(Stored data)
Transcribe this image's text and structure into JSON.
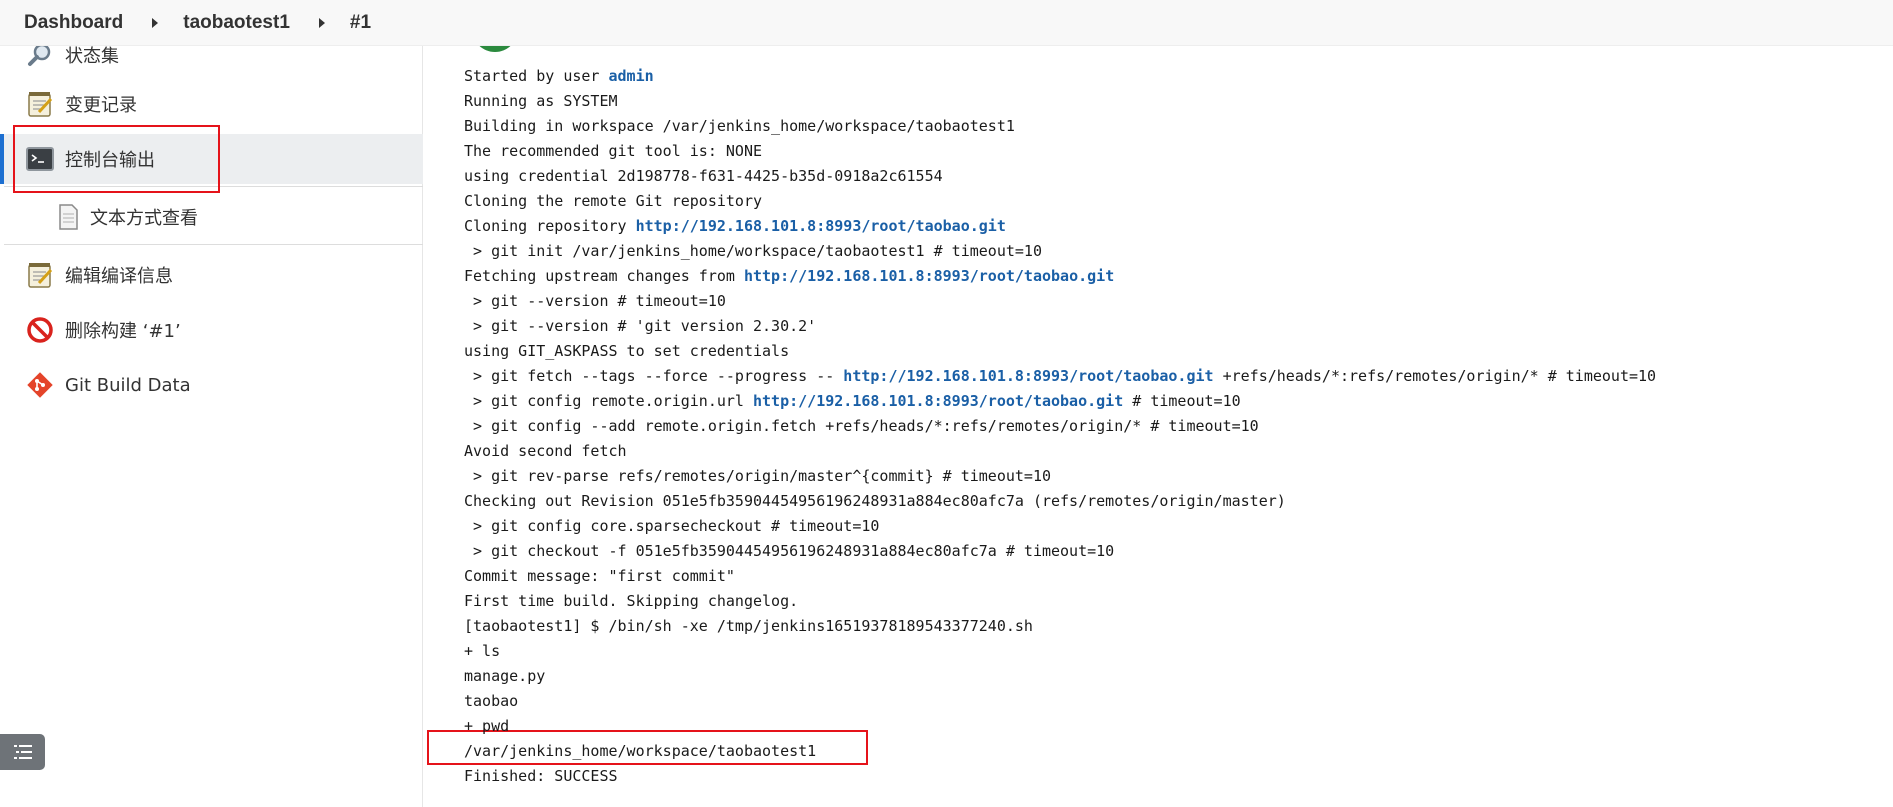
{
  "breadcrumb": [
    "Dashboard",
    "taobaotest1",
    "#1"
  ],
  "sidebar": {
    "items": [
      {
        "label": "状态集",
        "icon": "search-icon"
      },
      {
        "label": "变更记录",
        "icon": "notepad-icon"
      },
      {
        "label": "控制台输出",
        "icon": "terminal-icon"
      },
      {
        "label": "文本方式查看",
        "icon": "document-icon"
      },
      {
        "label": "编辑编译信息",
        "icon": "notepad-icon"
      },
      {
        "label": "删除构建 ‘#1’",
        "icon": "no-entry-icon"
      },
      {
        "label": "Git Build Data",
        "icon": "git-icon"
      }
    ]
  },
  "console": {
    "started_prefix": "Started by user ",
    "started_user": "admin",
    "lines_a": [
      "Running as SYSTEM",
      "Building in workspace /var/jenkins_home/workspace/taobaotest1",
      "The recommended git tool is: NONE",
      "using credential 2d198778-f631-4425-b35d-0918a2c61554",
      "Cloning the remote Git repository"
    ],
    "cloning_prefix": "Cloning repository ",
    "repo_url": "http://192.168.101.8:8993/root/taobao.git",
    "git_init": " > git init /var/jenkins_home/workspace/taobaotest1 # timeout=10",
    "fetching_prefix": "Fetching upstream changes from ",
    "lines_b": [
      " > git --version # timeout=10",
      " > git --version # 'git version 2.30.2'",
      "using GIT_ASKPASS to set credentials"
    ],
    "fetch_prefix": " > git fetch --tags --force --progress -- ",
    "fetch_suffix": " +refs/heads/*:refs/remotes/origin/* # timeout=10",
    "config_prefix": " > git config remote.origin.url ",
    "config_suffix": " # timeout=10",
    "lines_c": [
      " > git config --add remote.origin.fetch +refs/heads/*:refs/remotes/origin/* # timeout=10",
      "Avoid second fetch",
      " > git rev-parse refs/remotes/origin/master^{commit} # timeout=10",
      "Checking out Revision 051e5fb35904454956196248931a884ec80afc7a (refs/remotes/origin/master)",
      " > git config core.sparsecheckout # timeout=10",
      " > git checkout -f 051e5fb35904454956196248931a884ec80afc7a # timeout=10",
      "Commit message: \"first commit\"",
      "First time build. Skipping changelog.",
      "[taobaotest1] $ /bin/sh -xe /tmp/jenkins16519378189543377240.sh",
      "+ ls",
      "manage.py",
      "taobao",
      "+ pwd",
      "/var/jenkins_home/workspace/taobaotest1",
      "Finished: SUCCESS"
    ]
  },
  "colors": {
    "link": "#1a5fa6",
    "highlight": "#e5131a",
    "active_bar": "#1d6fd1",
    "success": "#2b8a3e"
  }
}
* * *
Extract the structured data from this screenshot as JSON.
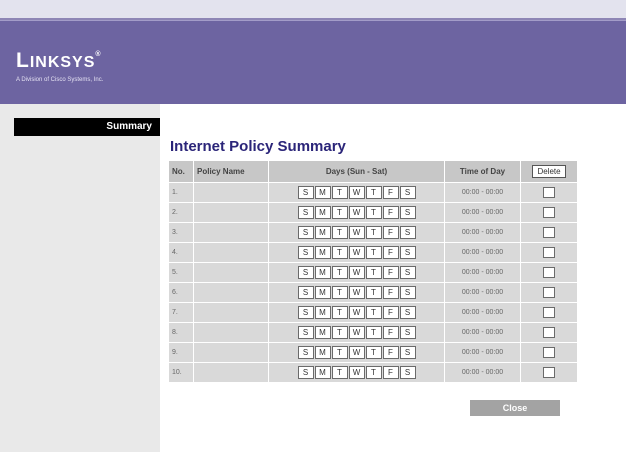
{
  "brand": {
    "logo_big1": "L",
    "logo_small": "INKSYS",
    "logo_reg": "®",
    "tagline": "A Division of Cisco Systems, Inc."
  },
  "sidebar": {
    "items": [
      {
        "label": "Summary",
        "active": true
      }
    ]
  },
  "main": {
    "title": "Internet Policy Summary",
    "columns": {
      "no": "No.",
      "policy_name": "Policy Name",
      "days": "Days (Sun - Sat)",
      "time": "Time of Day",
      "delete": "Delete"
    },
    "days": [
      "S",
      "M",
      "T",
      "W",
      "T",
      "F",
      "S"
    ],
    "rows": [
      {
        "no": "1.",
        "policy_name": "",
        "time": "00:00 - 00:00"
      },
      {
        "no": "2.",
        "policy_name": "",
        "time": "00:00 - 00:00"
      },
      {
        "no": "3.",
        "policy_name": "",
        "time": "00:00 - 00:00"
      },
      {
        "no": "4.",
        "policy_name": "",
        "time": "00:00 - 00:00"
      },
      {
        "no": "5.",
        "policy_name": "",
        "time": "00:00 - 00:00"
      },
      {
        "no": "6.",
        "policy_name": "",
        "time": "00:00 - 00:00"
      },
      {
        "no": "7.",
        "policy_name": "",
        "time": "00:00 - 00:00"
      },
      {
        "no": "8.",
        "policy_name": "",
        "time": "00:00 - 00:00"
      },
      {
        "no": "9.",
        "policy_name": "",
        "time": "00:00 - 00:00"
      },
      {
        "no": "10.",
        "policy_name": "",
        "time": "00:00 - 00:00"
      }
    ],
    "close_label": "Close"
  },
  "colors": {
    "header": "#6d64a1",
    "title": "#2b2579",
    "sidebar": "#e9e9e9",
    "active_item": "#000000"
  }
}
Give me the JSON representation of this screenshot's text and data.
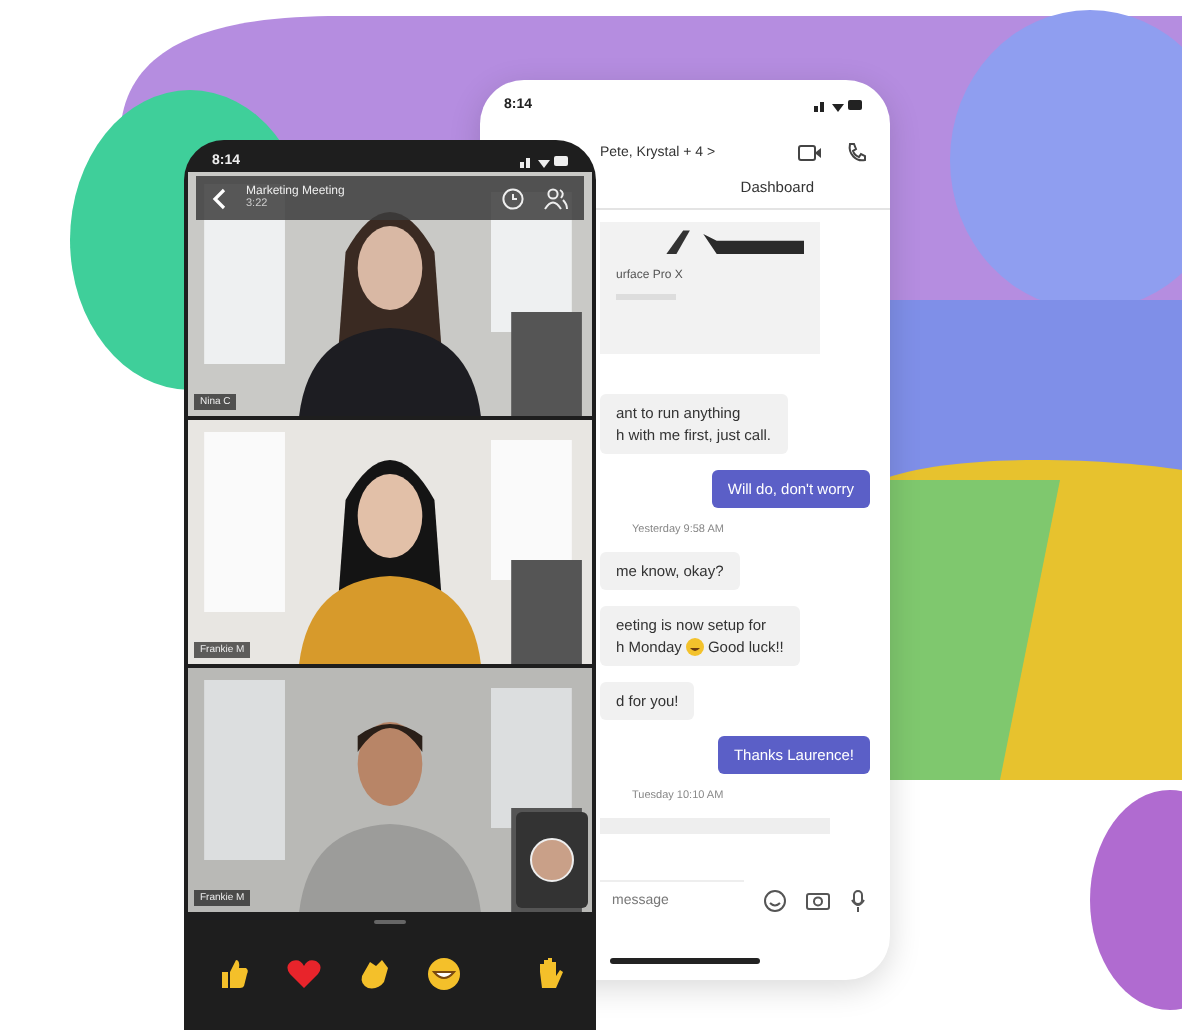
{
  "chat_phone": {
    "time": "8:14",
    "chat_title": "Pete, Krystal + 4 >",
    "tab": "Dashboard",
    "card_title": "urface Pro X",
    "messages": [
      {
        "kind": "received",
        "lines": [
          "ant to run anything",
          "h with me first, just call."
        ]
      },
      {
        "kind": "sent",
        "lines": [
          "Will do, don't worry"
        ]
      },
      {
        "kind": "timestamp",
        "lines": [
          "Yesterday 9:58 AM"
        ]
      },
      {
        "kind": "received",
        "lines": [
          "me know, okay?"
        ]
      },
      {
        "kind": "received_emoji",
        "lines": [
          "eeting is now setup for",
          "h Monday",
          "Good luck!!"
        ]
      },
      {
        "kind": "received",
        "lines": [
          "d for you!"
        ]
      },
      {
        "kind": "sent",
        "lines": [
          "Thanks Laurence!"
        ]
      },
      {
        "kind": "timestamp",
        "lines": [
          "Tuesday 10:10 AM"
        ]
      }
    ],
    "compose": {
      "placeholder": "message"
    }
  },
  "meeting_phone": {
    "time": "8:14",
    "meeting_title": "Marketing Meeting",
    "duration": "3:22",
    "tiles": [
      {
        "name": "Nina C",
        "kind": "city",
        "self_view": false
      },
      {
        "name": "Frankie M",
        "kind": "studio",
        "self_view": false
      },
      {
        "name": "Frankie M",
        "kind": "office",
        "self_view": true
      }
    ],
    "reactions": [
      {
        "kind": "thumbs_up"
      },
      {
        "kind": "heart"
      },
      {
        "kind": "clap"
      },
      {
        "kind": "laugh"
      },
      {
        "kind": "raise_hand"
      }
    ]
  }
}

### EXERCISE OBJECTIVE
Identify and list each line with the word "this".

### CORRECT RESULT
Transcribe this image's text and structure into JSON.
Extract the structured data from this screenshot as JSON.
Give me the JSON representation of this screenshot's text and data.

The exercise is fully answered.